PROBLEM DESCRIPTION
Retype all of the data exactly as given.

RAW DATA
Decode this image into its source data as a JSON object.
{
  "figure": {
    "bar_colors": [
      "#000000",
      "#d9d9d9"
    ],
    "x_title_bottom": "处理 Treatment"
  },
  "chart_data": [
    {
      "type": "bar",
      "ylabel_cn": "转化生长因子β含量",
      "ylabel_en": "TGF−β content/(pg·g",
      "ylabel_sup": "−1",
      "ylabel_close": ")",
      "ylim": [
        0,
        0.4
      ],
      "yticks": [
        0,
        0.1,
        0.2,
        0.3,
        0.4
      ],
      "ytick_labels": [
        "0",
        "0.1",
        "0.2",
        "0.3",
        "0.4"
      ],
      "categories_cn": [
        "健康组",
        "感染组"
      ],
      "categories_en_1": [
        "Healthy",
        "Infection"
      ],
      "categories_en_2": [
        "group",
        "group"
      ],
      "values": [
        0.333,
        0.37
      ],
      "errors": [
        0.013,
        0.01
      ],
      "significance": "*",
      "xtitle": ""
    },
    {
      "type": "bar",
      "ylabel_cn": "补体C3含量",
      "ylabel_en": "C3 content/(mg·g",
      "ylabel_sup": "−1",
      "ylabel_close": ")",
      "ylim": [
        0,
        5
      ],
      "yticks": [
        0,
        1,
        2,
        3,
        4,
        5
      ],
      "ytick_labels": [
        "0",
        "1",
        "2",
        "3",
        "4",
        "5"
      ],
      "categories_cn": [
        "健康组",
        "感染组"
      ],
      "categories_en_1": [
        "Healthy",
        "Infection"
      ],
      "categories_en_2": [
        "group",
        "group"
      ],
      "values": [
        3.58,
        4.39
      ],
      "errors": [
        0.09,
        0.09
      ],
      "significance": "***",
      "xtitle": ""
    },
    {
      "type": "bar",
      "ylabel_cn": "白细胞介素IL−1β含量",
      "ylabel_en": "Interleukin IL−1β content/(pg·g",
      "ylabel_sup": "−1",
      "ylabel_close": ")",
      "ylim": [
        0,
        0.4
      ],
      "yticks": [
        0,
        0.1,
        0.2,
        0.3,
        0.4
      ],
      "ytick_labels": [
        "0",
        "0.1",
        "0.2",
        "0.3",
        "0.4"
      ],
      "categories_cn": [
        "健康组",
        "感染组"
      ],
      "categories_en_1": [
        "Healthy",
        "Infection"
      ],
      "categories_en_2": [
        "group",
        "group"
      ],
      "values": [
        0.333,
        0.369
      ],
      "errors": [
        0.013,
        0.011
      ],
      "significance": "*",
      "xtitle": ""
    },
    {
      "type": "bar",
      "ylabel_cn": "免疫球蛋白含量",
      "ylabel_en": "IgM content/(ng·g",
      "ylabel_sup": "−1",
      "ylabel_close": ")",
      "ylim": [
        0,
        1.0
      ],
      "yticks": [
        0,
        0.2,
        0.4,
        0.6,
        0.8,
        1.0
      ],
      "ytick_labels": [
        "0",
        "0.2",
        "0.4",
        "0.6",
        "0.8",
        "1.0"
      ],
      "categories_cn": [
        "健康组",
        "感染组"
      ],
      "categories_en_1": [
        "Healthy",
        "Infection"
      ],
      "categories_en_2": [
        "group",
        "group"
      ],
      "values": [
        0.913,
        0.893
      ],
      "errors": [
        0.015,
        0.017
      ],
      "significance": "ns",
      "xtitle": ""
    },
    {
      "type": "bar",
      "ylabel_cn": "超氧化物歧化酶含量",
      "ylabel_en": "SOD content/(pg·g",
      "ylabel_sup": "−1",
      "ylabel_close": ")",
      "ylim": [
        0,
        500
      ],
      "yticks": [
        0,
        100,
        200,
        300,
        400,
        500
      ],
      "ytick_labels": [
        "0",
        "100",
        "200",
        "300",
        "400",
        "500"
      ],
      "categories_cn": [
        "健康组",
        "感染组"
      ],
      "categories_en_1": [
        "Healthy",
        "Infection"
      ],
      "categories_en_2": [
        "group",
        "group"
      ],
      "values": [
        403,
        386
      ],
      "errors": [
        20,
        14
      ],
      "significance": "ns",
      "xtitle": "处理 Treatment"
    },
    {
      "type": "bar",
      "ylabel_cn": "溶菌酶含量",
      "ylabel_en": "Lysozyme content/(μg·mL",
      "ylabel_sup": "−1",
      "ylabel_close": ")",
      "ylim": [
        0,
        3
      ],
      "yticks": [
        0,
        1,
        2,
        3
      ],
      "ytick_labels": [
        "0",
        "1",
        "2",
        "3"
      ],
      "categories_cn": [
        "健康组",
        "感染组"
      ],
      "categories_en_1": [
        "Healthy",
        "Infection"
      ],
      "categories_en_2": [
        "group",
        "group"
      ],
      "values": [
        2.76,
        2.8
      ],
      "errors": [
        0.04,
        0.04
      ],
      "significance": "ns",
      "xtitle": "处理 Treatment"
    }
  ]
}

RESPONSE TO THIS TASK
Decode this image into its source data as a JSON object.
{
  "figure": {
    "bar_colors": [
      "#000000",
      "#d9d9d9"
    ],
    "x_title_bottom": "处理 Treatment"
  },
  "chart_data": [
    {
      "type": "bar",
      "ylabel_cn": "转化生长因子β含量",
      "ylabel_en": "TGF−β content/(pg·g",
      "ylabel_sup": "−1",
      "ylabel_close": ")",
      "ylim": [
        0,
        0.4
      ],
      "yticks": [
        0,
        0.1,
        0.2,
        0.3,
        0.4
      ],
      "ytick_labels": [
        "0",
        "0.1",
        "0.2",
        "0.3",
        "0.4"
      ],
      "categories_cn": [
        "健康组",
        "感染组"
      ],
      "categories_en_1": [
        "Healthy",
        "Infection"
      ],
      "categories_en_2": [
        "group",
        "group"
      ],
      "values": [
        0.333,
        0.37
      ],
      "errors": [
        0.013,
        0.01
      ],
      "significance": "*",
      "xtitle": ""
    },
    {
      "type": "bar",
      "ylabel_cn": "补体C3含量",
      "ylabel_en": "C3 content/(mg·g",
      "ylabel_sup": "−1",
      "ylabel_close": ")",
      "ylim": [
        0,
        5
      ],
      "yticks": [
        0,
        1,
        2,
        3,
        4,
        5
      ],
      "ytick_labels": [
        "0",
        "1",
        "2",
        "3",
        "4",
        "5"
      ],
      "categories_cn": [
        "健康组",
        "感染组"
      ],
      "categories_en_1": [
        "Healthy",
        "Infection"
      ],
      "categories_en_2": [
        "group",
        "group"
      ],
      "values": [
        3.58,
        4.39
      ],
      "errors": [
        0.09,
        0.09
      ],
      "significance": "***",
      "xtitle": ""
    },
    {
      "type": "bar",
      "ylabel_cn": "白细胞介素IL−1β含量",
      "ylabel_en": "Interleukin IL−1β content/(pg·g",
      "ylabel_sup": "−1",
      "ylabel_close": ")",
      "ylim": [
        0,
        0.4
      ],
      "yticks": [
        0,
        0.1,
        0.2,
        0.3,
        0.4
      ],
      "ytick_labels": [
        "0",
        "0.1",
        "0.2",
        "0.3",
        "0.4"
      ],
      "categories_cn": [
        "健康组",
        "感染组"
      ],
      "categories_en_1": [
        "Healthy",
        "Infection"
      ],
      "categories_en_2": [
        "group",
        "group"
      ],
      "values": [
        0.333,
        0.369
      ],
      "errors": [
        0.013,
        0.011
      ],
      "significance": "*",
      "xtitle": ""
    },
    {
      "type": "bar",
      "ylabel_cn": "免疫球蛋白含量",
      "ylabel_en": "IgM content/(ng·g",
      "ylabel_sup": "−1",
      "ylabel_close": ")",
      "ylim": [
        0,
        1.0
      ],
      "yticks": [
        0,
        0.2,
        0.4,
        0.6,
        0.8,
        1.0
      ],
      "ytick_labels": [
        "0",
        "0.2",
        "0.4",
        "0.6",
        "0.8",
        "1.0"
      ],
      "categories_cn": [
        "健康组",
        "感染组"
      ],
      "categories_en_1": [
        "Healthy",
        "Infection"
      ],
      "categories_en_2": [
        "group",
        "group"
      ],
      "values": [
        0.913,
        0.893
      ],
      "errors": [
        0.015,
        0.017
      ],
      "significance": "ns",
      "xtitle": ""
    },
    {
      "type": "bar",
      "ylabel_cn": "超氧化物歧化酶含量",
      "ylabel_en": "SOD content/(pg·g",
      "ylabel_sup": "−1",
      "ylabel_close": ")",
      "ylim": [
        0,
        500
      ],
      "yticks": [
        0,
        100,
        200,
        300,
        400,
        500
      ],
      "ytick_labels": [
        "0",
        "100",
        "200",
        "300",
        "400",
        "500"
      ],
      "categories_cn": [
        "健康组",
        "感染组"
      ],
      "categories_en_1": [
        "Healthy",
        "Infection"
      ],
      "categories_en_2": [
        "group",
        "group"
      ],
      "values": [
        403,
        386
      ],
      "errors": [
        20,
        14
      ],
      "significance": "ns",
      "xtitle": "处理 Treatment"
    },
    {
      "type": "bar",
      "ylabel_cn": "溶菌酶含量",
      "ylabel_en": "Lysozyme content/(μg·mL",
      "ylabel_sup": "−1",
      "ylabel_close": ")",
      "ylim": [
        0,
        3
      ],
      "yticks": [
        0,
        1,
        2,
        3
      ],
      "ytick_labels": [
        "0",
        "1",
        "2",
        "3"
      ],
      "categories_cn": [
        "健康组",
        "感染组"
      ],
      "categories_en_1": [
        "Healthy",
        "Infection"
      ],
      "categories_en_2": [
        "group",
        "group"
      ],
      "values": [
        2.76,
        2.8
      ],
      "errors": [
        0.04,
        0.04
      ],
      "significance": "ns",
      "xtitle": "处理 Treatment"
    }
  ]
}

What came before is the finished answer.